INPUT

BEGIN

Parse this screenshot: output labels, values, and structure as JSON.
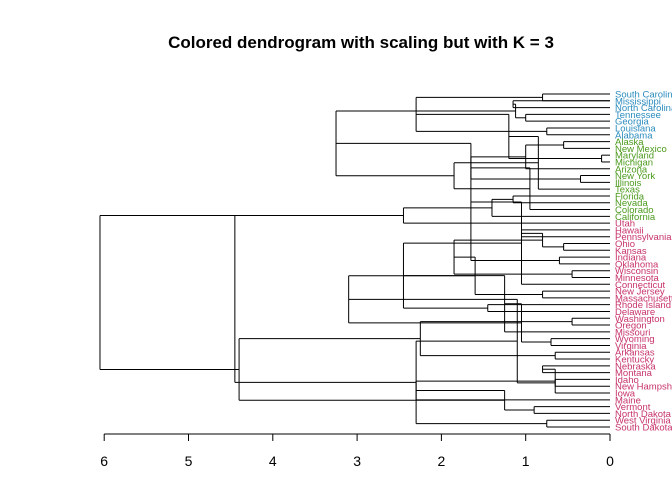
{
  "chart_data": {
    "type": "dendrogram",
    "title": "Colored dendrogram with scaling but with K = 3",
    "orientation": "horizontal",
    "xlim": [
      6,
      0
    ],
    "ticks": [
      "6",
      "5",
      "4",
      "3",
      "2",
      "1",
      "0"
    ],
    "tick_values": [
      6,
      5,
      4,
      3,
      2,
      1,
      0
    ],
    "clusters": [
      {
        "id": 1,
        "color": "#2b8cbe"
      },
      {
        "id": 2,
        "color": "#4d9a1e"
      },
      {
        "id": 3,
        "color": "#c7336b"
      }
    ],
    "leaves": [
      {
        "label": "South Carolina",
        "cluster": 1
      },
      {
        "label": "Mississippi",
        "cluster": 1
      },
      {
        "label": "North Carolina",
        "cluster": 1
      },
      {
        "label": "Tennessee",
        "cluster": 1
      },
      {
        "label": "Georgia",
        "cluster": 1
      },
      {
        "label": "Louisiana",
        "cluster": 1
      },
      {
        "label": "Alabama",
        "cluster": 1
      },
      {
        "label": "Alaska",
        "cluster": 2
      },
      {
        "label": "New Mexico",
        "cluster": 2
      },
      {
        "label": "Maryland",
        "cluster": 2
      },
      {
        "label": "Michigan",
        "cluster": 2
      },
      {
        "label": "Arizona",
        "cluster": 2
      },
      {
        "label": "New York",
        "cluster": 2
      },
      {
        "label": "Illinois",
        "cluster": 2
      },
      {
        "label": "Texas",
        "cluster": 2
      },
      {
        "label": "Florida",
        "cluster": 2
      },
      {
        "label": "Nevada",
        "cluster": 2
      },
      {
        "label": "Colorado",
        "cluster": 2
      },
      {
        "label": "California",
        "cluster": 2
      },
      {
        "label": "Utah",
        "cluster": 3
      },
      {
        "label": "Hawaii",
        "cluster": 3
      },
      {
        "label": "Pennsylvania",
        "cluster": 3
      },
      {
        "label": "Ohio",
        "cluster": 3
      },
      {
        "label": "Kansas",
        "cluster": 3
      },
      {
        "label": "Indiana",
        "cluster": 3
      },
      {
        "label": "Oklahoma",
        "cluster": 3
      },
      {
        "label": "Wisconsin",
        "cluster": 3
      },
      {
        "label": "Minnesota",
        "cluster": 3
      },
      {
        "label": "Connecticut",
        "cluster": 3
      },
      {
        "label": "New Jersey",
        "cluster": 3
      },
      {
        "label": "Massachusetts",
        "cluster": 3
      },
      {
        "label": "Rhode Island",
        "cluster": 3
      },
      {
        "label": "Delaware",
        "cluster": 3
      },
      {
        "label": "Washington",
        "cluster": 3
      },
      {
        "label": "Oregon",
        "cluster": 3
      },
      {
        "label": "Missouri",
        "cluster": 3
      },
      {
        "label": "Wyoming",
        "cluster": 3
      },
      {
        "label": "Virginia",
        "cluster": 3
      },
      {
        "label": "Arkansas",
        "cluster": 3
      },
      {
        "label": "Kentucky",
        "cluster": 3
      },
      {
        "label": "Nebraska",
        "cluster": 3
      },
      {
        "label": "Montana",
        "cluster": 3
      },
      {
        "label": "Idaho",
        "cluster": 3
      },
      {
        "label": "New Hampshire",
        "cluster": 3
      },
      {
        "label": "Iowa",
        "cluster": 3
      },
      {
        "label": "Maine",
        "cluster": 3
      },
      {
        "label": "Vermont",
        "cluster": 3
      },
      {
        "label": "North Dakota",
        "cluster": 3
      },
      {
        "label": "West Virginia",
        "cluster": 3
      },
      {
        "label": "South Dakota",
        "cluster": 3
      }
    ],
    "merges": [
      {
        "a": 0,
        "b": 1,
        "h": 0.8
      },
      {
        "a": "L1",
        "b": "L2",
        "h": 1.15
      },
      {
        "a": "L3",
        "b": "L4",
        "h": 1.0
      },
      {
        "a": "L5",
        "b": "L6",
        "h": 0.75
      },
      {
        "a": "M2",
        "b": "M3",
        "h": 1.12
      },
      {
        "a": "M1",
        "b": "M4",
        "h": 2.3
      },
      {
        "a": "L7",
        "b": "L8",
        "h": 0.55
      },
      {
        "a": "L9",
        "b": "L10",
        "h": 0.1
      },
      {
        "a": "M7",
        "b": "L11",
        "h": 1.0
      },
      {
        "a": "M6",
        "b": "M8",
        "h": 1.2
      },
      {
        "a": "L12",
        "b": "L13",
        "h": 0.35
      },
      {
        "a": "M10",
        "b": "L14",
        "h": 0.85
      },
      {
        "a": "M9",
        "b": "M11",
        "h": 1.65
      },
      {
        "a": "L15",
        "b": "L16",
        "h": 1.15
      },
      {
        "a": "M13",
        "b": "L17",
        "h": 0.95
      },
      {
        "a": "L18",
        "b": "M14",
        "h": 1.4
      },
      {
        "a": "M12",
        "b": "M15",
        "h": 1.85
      },
      {
        "a": "L19",
        "b": "M16",
        "h": 2.45
      },
      {
        "a": "M5",
        "b": "M17",
        "h": 3.25
      },
      {
        "a": "L20",
        "b": "L21",
        "h": 1.05
      },
      {
        "a": "L22",
        "b": "L23",
        "h": 0.55
      },
      {
        "a": "L24",
        "b": "L25",
        "h": 0.6
      },
      {
        "a": "M20",
        "b": "M21",
        "h": 0.8
      },
      {
        "a": "M19",
        "b": "M22",
        "h": 1.65
      },
      {
        "a": "L26",
        "b": "L27",
        "h": 0.45
      },
      {
        "a": "L28",
        "b": "M24",
        "h": 1.05
      },
      {
        "a": "M23",
        "b": "M25",
        "h": 1.85
      },
      {
        "a": "L29",
        "b": "L30",
        "h": 0.8
      },
      {
        "a": "L31",
        "b": "L32",
        "h": 1.45
      },
      {
        "a": "M27",
        "b": "M28",
        "h": 1.6
      },
      {
        "a": "M26",
        "b": "M29",
        "h": 2.45
      },
      {
        "a": "L33",
        "b": "L34",
        "h": 0.45
      },
      {
        "a": "M31",
        "b": "L35",
        "h": 1.25
      },
      {
        "a": "L36",
        "b": "L37",
        "h": 0.7
      },
      {
        "a": "L38",
        "b": "L39",
        "h": 0.65
      },
      {
        "a": "M33",
        "b": "M34",
        "h": 1.05
      },
      {
        "a": "M32",
        "b": "M35",
        "h": 2.25
      },
      {
        "a": "M30",
        "b": "M36",
        "h": 3.1
      },
      {
        "a": "L40",
        "b": "L41",
        "h": 0.8
      },
      {
        "a": "L42",
        "b": "L43",
        "h": 0.65
      },
      {
        "a": "M39",
        "b": "L44",
        "h": 0.65
      },
      {
        "a": "M38",
        "b": "M40",
        "h": 1.1
      },
      {
        "a": "L45",
        "b": "M41",
        "h": 2.3
      },
      {
        "a": "L46",
        "b": "L47",
        "h": 0.9
      },
      {
        "a": "L48",
        "b": "L49",
        "h": 0.75
      },
      {
        "a": "M43",
        "b": "M44",
        "h": 1.25
      },
      {
        "a": "M42",
        "b": "M45",
        "h": 2.3
      },
      {
        "a": "M37",
        "b": "M46",
        "h": 4.4
      },
      {
        "a": "M18",
        "b": "M47",
        "h": 4.45
      },
      {
        "a": "M18",
        "b": "M48",
        "h": 6.05
      }
    ]
  }
}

END

TO DO
Print the complete listing exactly, apart from any pictures.

ANSWER FOR THE TASK
Parse this screenshot: output labels, values, and structure as JSON.
{
  "chart_data": {
    "type": "dendrogram",
    "title": "Colored dendrogram with scaling but with K = 3",
    "orientation": "horizontal",
    "xlim": [
      6,
      0
    ],
    "ticks": [
      "6",
      "5",
      "4",
      "3",
      "2",
      "1",
      "0"
    ],
    "tick_values": [
      6,
      5,
      4,
      3,
      2,
      1,
      0
    ],
    "clusters": [
      {
        "id": 1,
        "color": "#2b8cbe"
      },
      {
        "id": 2,
        "color": "#4d9a1e"
      },
      {
        "id": 3,
        "color": "#c7336b"
      }
    ],
    "leaves": [
      {
        "label": "South Carolina",
        "cluster": 1
      },
      {
        "label": "Mississippi",
        "cluster": 1
      },
      {
        "label": "North Carolina",
        "cluster": 1
      },
      {
        "label": "Tennessee",
        "cluster": 1
      },
      {
        "label": "Georgia",
        "cluster": 1
      },
      {
        "label": "Louisiana",
        "cluster": 1
      },
      {
        "label": "Alabama",
        "cluster": 1
      },
      {
        "label": "Alaska",
        "cluster": 2
      },
      {
        "label": "New Mexico",
        "cluster": 2
      },
      {
        "label": "Maryland",
        "cluster": 2
      },
      {
        "label": "Michigan",
        "cluster": 2
      },
      {
        "label": "Arizona",
        "cluster": 2
      },
      {
        "label": "New York",
        "cluster": 2
      },
      {
        "label": "Illinois",
        "cluster": 2
      },
      {
        "label": "Texas",
        "cluster": 2
      },
      {
        "label": "Florida",
        "cluster": 2
      },
      {
        "label": "Nevada",
        "cluster": 2
      },
      {
        "label": "Colorado",
        "cluster": 2
      },
      {
        "label": "California",
        "cluster": 2
      },
      {
        "label": "Utah",
        "cluster": 3
      },
      {
        "label": "Hawaii",
        "cluster": 3
      },
      {
        "label": "Pennsylvania",
        "cluster": 3
      },
      {
        "label": "Ohio",
        "cluster": 3
      },
      {
        "label": "Kansas",
        "cluster": 3
      },
      {
        "label": "Indiana",
        "cluster": 3
      },
      {
        "label": "Oklahoma",
        "cluster": 3
      },
      {
        "label": "Wisconsin",
        "cluster": 3
      },
      {
        "label": "Minnesota",
        "cluster": 3
      },
      {
        "label": "Connecticut",
        "cluster": 3
      },
      {
        "label": "New Jersey",
        "cluster": 3
      },
      {
        "label": "Massachusetts",
        "cluster": 3
      },
      {
        "label": "Rhode Island",
        "cluster": 3
      },
      {
        "label": "Delaware",
        "cluster": 3
      },
      {
        "label": "Washington",
        "cluster": 3
      },
      {
        "label": "Oregon",
        "cluster": 3
      },
      {
        "label": "Missouri",
        "cluster": 3
      },
      {
        "label": "Wyoming",
        "cluster": 3
      },
      {
        "label": "Virginia",
        "cluster": 3
      },
      {
        "label": "Arkansas",
        "cluster": 3
      },
      {
        "label": "Kentucky",
        "cluster": 3
      },
      {
        "label": "Nebraska",
        "cluster": 3
      },
      {
        "label": "Montana",
        "cluster": 3
      },
      {
        "label": "Idaho",
        "cluster": 3
      },
      {
        "label": "New Hampshire",
        "cluster": 3
      },
      {
        "label": "Iowa",
        "cluster": 3
      },
      {
        "label": "Maine",
        "cluster": 3
      },
      {
        "label": "Vermont",
        "cluster": 3
      },
      {
        "label": "North Dakota",
        "cluster": 3
      },
      {
        "label": "West Virginia",
        "cluster": 3
      },
      {
        "label": "South Dakota",
        "cluster": 3
      }
    ],
    "merges": [
      {
        "a": 0,
        "b": 1,
        "h": 0.8
      },
      {
        "a": "L1",
        "b": "L2",
        "h": 1.15
      },
      {
        "a": "L3",
        "b": "L4",
        "h": 1.0
      },
      {
        "a": "L5",
        "b": "L6",
        "h": 0.75
      },
      {
        "a": "M2",
        "b": "M3",
        "h": 1.12
      },
      {
        "a": "M1",
        "b": "M4",
        "h": 2.3
      },
      {
        "a": "L7",
        "b": "L8",
        "h": 0.55
      },
      {
        "a": "L9",
        "b": "L10",
        "h": 0.1
      },
      {
        "a": "M7",
        "b": "L11",
        "h": 1.0
      },
      {
        "a": "M6",
        "b": "M8",
        "h": 1.2
      },
      {
        "a": "L12",
        "b": "L13",
        "h": 0.35
      },
      {
        "a": "M10",
        "b": "L14",
        "h": 0.85
      },
      {
        "a": "M9",
        "b": "M11",
        "h": 1.65
      },
      {
        "a": "L15",
        "b": "L16",
        "h": 1.15
      },
      {
        "a": "M13",
        "b": "L17",
        "h": 0.95
      },
      {
        "a": "L18",
        "b": "M14",
        "h": 1.4
      },
      {
        "a": "M12",
        "b": "M15",
        "h": 1.85
      },
      {
        "a": "L19",
        "b": "M16",
        "h": 2.45
      },
      {
        "a": "M5",
        "b": "M17",
        "h": 3.25
      },
      {
        "a": "L20",
        "b": "L21",
        "h": 1.05
      },
      {
        "a": "L22",
        "b": "L23",
        "h": 0.55
      },
      {
        "a": "L24",
        "b": "L25",
        "h": 0.6
      },
      {
        "a": "M20",
        "b": "M21",
        "h": 0.8
      },
      {
        "a": "M19",
        "b": "M22",
        "h": 1.65
      },
      {
        "a": "L26",
        "b": "L27",
        "h": 0.45
      },
      {
        "a": "L28",
        "b": "M24",
        "h": 1.05
      },
      {
        "a": "M23",
        "b": "M25",
        "h": 1.85
      },
      {
        "a": "L29",
        "b": "L30",
        "h": 0.8
      },
      {
        "a": "L31",
        "b": "L32",
        "h": 1.45
      },
      {
        "a": "M27",
        "b": "M28",
        "h": 1.6
      },
      {
        "a": "M26",
        "b": "M29",
        "h": 2.45
      },
      {
        "a": "L33",
        "b": "L34",
        "h": 0.45
      },
      {
        "a": "M31",
        "b": "L35",
        "h": 1.25
      },
      {
        "a": "L36",
        "b": "L37",
        "h": 0.7
      },
      {
        "a": "L38",
        "b": "L39",
        "h": 0.65
      },
      {
        "a": "M33",
        "b": "M34",
        "h": 1.05
      },
      {
        "a": "M32",
        "b": "M35",
        "h": 2.25
      },
      {
        "a": "M30",
        "b": "M36",
        "h": 3.1
      },
      {
        "a": "L40",
        "b": "L41",
        "h": 0.8
      },
      {
        "a": "L42",
        "b": "L43",
        "h": 0.65
      },
      {
        "a": "M39",
        "b": "L44",
        "h": 0.65
      },
      {
        "a": "M38",
        "b": "M40",
        "h": 1.1
      },
      {
        "a": "L45",
        "b": "M41",
        "h": 2.3
      },
      {
        "a": "L46",
        "b": "L47",
        "h": 0.9
      },
      {
        "a": "L48",
        "b": "L49",
        "h": 0.75
      },
      {
        "a": "M43",
        "b": "M44",
        "h": 1.25
      },
      {
        "a": "M42",
        "b": "M45",
        "h": 2.3
      },
      {
        "a": "M37",
        "b": "M46",
        "h": 4.4
      },
      {
        "a": "M18",
        "b": "M47",
        "h": 4.45
      },
      {
        "a": "M18",
        "b": "M48",
        "h": 6.05
      }
    ]
  }
}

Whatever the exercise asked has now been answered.